● **Stated task**: Provide nothing beyond the count of lines that include the string "Temperature".

● **Entries shown**:
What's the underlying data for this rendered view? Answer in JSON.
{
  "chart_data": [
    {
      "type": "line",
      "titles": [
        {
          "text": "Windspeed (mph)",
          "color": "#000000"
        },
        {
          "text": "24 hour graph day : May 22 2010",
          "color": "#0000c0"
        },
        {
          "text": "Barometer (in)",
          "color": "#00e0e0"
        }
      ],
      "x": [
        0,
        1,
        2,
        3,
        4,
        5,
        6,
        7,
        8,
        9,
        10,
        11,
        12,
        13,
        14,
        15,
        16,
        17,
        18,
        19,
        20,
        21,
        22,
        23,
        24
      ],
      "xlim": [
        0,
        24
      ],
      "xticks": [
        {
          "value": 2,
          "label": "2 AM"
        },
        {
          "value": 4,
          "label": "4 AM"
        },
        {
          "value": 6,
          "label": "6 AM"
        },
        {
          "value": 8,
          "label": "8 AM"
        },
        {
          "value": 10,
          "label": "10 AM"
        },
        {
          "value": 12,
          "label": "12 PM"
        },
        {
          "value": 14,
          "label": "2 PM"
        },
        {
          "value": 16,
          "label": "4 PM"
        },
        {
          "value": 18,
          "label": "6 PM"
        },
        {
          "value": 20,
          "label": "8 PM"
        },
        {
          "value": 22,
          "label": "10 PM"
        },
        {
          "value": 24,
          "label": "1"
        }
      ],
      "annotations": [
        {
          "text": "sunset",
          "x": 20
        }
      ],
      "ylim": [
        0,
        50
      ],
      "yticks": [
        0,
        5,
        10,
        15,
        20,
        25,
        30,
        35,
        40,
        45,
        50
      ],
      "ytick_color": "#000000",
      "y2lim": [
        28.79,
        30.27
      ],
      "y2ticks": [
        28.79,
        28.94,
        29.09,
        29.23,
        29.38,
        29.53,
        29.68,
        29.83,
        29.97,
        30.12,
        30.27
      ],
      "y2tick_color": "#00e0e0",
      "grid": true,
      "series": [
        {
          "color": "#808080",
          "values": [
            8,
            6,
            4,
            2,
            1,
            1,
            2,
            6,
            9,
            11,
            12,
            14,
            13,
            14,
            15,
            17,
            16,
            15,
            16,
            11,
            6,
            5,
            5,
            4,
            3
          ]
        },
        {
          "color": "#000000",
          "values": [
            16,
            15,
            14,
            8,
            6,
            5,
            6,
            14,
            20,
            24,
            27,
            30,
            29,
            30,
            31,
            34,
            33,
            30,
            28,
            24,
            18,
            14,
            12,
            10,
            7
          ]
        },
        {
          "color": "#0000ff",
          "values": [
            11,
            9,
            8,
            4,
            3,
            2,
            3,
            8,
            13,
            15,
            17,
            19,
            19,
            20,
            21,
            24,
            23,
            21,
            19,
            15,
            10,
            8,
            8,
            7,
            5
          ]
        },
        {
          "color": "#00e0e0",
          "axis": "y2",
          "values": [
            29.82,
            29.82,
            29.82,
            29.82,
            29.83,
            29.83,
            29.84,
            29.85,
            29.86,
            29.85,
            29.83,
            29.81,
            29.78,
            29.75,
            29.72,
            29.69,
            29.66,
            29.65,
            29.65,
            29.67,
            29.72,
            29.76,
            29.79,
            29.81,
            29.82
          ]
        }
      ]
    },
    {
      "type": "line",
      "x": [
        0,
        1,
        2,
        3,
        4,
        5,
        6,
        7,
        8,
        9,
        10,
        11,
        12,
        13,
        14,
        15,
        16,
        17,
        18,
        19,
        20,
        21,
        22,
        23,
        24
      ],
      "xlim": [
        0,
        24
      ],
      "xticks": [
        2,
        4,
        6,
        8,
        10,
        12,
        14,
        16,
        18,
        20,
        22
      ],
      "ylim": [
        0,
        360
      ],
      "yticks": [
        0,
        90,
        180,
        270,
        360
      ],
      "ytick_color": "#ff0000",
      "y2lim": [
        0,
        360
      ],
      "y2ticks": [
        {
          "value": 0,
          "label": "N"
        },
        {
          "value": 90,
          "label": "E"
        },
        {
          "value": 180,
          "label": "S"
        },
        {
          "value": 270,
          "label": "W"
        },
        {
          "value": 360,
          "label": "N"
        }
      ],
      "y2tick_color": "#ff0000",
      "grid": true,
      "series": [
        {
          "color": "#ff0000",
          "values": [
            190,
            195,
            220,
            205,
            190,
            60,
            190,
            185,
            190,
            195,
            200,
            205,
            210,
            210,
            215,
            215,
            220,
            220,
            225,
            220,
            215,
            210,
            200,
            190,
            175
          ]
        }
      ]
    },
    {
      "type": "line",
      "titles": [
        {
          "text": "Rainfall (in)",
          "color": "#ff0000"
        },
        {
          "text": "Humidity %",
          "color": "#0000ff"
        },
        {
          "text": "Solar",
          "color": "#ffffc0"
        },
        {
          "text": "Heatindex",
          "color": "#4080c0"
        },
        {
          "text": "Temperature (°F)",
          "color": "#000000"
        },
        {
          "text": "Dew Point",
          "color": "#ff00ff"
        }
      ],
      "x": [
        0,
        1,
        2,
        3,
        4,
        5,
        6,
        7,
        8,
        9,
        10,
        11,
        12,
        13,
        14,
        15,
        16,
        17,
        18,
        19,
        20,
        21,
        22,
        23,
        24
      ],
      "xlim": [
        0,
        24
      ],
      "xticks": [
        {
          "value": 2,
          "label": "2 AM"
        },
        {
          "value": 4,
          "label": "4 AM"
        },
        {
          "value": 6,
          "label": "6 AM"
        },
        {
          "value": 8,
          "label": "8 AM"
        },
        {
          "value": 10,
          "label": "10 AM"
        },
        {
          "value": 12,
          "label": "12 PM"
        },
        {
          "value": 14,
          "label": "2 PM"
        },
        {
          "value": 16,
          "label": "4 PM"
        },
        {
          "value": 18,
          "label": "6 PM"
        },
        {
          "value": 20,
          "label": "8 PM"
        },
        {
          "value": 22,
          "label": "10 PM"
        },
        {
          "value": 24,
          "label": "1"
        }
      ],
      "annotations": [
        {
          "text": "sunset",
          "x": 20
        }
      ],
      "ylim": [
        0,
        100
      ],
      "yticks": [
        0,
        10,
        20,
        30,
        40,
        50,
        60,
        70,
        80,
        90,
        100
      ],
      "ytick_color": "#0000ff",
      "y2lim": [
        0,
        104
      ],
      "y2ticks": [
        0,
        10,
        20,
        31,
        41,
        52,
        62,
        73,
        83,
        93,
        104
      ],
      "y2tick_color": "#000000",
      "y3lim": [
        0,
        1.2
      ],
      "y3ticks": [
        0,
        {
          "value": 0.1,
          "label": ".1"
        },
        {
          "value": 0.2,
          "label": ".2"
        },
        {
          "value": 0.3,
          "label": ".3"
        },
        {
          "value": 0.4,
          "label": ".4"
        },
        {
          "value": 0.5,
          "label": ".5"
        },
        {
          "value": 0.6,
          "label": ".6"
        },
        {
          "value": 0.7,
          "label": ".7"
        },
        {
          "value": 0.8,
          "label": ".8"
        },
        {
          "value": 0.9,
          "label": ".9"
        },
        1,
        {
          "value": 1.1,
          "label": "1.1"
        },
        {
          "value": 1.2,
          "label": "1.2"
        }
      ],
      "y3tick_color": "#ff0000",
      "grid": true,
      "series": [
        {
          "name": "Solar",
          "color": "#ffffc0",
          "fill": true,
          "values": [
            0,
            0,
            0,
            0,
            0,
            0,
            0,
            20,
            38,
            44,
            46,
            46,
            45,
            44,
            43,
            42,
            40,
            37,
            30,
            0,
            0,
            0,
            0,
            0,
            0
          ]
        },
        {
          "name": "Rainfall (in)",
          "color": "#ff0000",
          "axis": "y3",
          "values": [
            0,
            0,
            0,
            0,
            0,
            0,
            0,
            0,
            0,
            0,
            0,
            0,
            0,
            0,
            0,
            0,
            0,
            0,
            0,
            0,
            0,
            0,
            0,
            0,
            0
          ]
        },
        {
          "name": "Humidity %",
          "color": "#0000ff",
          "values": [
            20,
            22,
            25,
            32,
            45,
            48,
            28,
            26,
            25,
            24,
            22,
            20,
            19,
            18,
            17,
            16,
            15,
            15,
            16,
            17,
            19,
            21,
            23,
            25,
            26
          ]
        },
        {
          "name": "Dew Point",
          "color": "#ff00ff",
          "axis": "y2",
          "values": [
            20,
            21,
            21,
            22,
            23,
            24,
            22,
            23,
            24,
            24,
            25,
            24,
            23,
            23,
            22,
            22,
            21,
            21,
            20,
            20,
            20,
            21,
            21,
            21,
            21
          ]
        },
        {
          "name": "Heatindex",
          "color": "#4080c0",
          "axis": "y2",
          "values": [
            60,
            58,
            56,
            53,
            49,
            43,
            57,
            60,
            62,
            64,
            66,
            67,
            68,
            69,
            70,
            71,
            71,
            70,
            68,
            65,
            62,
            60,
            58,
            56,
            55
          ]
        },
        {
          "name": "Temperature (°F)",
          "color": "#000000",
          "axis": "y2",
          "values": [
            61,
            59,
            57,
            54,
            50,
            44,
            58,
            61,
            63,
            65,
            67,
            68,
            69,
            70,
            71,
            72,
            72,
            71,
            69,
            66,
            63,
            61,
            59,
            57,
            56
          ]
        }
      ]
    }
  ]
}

● **Solution for this exercise**: 2